§ Set problem
Starting at the line that contains "Extract all readable text from this page.", transcribe every remaining line of the entries exactly, including the last one.

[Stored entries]
——————————
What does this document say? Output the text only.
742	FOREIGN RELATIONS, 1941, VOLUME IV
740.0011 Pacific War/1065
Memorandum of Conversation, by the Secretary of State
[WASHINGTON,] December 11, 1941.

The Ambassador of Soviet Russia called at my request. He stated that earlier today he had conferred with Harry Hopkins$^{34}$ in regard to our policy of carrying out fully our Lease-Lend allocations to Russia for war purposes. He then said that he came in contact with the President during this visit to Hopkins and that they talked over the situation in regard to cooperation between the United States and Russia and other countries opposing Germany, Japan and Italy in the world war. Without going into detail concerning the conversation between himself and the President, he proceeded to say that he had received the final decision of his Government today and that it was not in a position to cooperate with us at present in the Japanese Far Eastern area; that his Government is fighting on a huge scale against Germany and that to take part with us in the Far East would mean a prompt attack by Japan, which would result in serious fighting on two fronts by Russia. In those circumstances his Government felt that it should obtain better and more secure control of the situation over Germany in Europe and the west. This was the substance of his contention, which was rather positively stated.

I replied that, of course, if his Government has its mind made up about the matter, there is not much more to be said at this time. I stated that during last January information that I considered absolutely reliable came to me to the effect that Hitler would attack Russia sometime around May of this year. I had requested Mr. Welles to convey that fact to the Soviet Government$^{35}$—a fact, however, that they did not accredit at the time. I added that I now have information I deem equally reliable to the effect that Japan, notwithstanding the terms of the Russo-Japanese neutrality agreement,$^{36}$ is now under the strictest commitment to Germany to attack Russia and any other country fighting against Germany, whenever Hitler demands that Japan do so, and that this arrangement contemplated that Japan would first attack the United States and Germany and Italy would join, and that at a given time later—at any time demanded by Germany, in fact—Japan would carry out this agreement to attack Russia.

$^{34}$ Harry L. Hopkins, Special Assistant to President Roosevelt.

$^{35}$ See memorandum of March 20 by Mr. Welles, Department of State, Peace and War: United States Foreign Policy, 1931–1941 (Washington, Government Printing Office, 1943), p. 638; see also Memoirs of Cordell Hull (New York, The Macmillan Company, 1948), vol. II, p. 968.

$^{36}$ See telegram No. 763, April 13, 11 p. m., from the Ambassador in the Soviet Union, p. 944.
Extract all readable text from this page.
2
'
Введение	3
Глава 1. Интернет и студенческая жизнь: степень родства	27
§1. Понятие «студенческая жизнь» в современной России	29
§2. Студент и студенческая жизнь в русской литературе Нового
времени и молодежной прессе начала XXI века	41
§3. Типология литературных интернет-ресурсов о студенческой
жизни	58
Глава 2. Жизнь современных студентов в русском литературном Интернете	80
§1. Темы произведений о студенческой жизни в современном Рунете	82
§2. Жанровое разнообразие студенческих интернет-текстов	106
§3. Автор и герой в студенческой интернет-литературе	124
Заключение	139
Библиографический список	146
——————————
§ Completed task
Extract all readable text from this page.
2
'
Введение	3
Глава 1. Интернет и студенческая жизнь: степень родства	27
§1. Понятие «студенческая жизнь» в современной России	29
§2. Студент и студенческая жизнь в русской литературе Нового
времени и молодежной прессе начала XXI века	41
§3. Типология литературных интернет-ресурсов о студенческой
жизни	58
Глава 2. Жизнь современных студентов в русском литературном Интернете	80
§1. Темы произведений о студенческой жизни в современном Рунете	82
§2. Жанровое разнообразие студенческих интернет-текстов	106
§3. Автор и герой в студенческой интернет-литературе	124
Заключение	139
Библиографический список	146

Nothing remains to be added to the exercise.